WORK INSTRUCTIONS =>
Rewrite the data from its first line down through the line holding "address-postcode-city: 30200 Ipoh", swapping "salutation" for "greeting" and changing nothing else.
- - -
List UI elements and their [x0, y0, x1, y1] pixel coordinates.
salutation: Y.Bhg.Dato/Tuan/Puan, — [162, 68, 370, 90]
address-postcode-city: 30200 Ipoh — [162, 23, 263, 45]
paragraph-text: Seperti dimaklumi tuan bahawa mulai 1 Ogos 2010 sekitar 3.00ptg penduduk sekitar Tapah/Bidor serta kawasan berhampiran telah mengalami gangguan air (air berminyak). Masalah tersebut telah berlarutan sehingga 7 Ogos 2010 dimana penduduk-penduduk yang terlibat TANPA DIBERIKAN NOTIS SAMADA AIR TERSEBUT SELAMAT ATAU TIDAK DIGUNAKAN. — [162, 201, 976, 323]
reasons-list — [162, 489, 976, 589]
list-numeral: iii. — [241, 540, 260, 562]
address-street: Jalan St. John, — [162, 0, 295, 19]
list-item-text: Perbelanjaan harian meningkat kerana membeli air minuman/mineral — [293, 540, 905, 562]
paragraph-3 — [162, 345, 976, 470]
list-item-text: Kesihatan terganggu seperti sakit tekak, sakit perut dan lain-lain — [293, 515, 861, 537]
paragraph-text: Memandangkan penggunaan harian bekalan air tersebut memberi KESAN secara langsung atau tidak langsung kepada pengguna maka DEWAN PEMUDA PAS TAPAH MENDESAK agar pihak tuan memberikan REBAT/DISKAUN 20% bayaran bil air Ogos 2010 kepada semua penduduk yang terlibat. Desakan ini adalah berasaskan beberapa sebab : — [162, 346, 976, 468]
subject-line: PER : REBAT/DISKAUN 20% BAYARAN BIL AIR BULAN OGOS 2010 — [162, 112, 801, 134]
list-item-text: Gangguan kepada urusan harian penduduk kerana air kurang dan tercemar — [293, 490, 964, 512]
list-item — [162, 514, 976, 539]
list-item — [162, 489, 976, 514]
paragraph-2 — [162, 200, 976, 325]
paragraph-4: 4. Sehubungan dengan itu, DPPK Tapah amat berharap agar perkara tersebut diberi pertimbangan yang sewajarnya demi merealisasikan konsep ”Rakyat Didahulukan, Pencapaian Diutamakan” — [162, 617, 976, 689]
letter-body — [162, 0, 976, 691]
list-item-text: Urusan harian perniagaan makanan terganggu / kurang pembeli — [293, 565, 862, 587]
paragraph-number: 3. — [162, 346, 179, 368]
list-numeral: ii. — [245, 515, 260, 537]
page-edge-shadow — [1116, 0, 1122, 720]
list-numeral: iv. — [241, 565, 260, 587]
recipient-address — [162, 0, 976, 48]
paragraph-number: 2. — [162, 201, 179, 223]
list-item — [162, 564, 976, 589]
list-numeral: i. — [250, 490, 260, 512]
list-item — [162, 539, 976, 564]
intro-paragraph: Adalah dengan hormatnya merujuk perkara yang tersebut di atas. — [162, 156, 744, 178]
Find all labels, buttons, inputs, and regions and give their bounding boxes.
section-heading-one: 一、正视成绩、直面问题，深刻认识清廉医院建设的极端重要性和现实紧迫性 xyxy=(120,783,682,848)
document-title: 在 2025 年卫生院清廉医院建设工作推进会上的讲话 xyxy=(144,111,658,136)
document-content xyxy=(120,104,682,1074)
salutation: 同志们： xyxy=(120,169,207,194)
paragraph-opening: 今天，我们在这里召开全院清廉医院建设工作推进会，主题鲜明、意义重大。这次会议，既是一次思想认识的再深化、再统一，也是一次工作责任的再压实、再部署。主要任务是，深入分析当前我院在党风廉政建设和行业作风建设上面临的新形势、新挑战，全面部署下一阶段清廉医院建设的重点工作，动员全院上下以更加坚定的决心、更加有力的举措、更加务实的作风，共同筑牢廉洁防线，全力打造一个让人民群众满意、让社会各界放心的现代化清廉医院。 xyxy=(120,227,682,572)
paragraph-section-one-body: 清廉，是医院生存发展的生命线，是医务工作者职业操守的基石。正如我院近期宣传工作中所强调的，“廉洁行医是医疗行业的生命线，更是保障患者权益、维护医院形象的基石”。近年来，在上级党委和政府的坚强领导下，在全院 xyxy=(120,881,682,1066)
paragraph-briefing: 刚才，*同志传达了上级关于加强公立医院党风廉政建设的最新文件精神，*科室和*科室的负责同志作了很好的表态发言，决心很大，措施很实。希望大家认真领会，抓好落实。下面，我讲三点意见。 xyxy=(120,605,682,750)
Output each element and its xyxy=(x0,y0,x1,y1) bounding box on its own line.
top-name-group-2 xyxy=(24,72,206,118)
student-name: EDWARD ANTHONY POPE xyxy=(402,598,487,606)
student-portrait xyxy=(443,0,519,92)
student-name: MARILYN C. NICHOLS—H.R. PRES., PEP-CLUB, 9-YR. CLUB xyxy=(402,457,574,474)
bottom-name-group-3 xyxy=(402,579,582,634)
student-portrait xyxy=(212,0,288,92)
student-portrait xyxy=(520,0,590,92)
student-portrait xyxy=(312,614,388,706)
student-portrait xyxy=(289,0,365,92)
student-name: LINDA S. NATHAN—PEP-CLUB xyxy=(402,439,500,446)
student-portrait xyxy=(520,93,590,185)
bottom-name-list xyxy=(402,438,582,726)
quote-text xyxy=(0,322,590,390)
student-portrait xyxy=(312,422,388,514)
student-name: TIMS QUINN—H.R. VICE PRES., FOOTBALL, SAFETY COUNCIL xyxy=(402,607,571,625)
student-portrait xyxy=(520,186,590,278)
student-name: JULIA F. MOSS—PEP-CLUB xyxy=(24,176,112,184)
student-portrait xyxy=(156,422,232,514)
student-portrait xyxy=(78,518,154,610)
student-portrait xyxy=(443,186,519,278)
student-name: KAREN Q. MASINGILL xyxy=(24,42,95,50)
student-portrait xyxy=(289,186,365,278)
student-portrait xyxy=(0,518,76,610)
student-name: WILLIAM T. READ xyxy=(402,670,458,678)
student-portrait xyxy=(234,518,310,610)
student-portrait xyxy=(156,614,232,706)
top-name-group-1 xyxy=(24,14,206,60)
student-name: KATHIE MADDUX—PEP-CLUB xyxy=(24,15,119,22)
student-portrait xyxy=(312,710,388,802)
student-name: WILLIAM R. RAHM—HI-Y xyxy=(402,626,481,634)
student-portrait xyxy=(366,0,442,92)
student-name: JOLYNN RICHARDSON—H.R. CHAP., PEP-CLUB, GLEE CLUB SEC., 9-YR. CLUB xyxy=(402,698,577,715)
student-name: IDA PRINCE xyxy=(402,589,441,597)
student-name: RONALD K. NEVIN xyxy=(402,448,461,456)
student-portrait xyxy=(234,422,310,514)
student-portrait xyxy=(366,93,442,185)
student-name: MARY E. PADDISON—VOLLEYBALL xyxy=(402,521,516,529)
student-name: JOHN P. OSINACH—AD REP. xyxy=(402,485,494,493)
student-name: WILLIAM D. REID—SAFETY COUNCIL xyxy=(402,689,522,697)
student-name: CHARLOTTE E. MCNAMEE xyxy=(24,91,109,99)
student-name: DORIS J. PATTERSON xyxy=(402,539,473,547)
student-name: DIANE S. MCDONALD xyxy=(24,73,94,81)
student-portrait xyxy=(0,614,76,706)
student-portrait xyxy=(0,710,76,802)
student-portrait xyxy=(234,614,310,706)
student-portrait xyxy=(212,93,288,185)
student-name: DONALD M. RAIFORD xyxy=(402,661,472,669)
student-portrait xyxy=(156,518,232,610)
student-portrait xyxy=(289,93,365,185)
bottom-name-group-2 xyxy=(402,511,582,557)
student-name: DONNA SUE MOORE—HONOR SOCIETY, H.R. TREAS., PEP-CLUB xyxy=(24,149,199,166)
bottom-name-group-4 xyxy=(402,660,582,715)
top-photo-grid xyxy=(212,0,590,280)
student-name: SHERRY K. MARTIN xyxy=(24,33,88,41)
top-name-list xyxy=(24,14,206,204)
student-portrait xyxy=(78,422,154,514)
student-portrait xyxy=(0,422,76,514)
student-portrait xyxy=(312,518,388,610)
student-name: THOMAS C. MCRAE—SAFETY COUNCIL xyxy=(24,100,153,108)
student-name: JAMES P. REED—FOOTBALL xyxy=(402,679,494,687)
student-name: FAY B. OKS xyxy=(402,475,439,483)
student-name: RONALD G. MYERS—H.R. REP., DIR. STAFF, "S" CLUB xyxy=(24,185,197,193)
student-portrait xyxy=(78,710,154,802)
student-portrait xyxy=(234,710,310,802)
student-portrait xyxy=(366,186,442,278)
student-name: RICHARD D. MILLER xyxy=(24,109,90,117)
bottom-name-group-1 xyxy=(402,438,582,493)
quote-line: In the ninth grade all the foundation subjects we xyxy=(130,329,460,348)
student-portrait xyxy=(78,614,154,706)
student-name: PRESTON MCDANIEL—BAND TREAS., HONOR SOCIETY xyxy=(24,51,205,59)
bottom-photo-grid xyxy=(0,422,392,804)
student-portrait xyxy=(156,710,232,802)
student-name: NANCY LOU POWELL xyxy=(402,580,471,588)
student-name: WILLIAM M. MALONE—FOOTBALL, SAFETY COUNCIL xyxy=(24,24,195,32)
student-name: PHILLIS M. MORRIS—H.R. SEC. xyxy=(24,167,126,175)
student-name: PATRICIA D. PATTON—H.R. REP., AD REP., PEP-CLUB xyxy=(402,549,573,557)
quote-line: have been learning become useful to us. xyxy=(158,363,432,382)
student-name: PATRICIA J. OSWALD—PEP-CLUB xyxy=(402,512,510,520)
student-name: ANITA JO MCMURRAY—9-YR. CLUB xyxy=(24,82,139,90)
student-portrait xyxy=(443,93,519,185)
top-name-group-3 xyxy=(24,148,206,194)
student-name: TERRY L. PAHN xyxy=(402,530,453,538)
- - -
WORKED ANSWER =>
List UI elements and their [x0, y0, x1, y1] pixel coordinates.
greeting: Y.Bhg.Dato/Tuan/Puan, — [162, 68, 370, 90]
address-postcode-city: 30200 Ipoh — [162, 23, 263, 45]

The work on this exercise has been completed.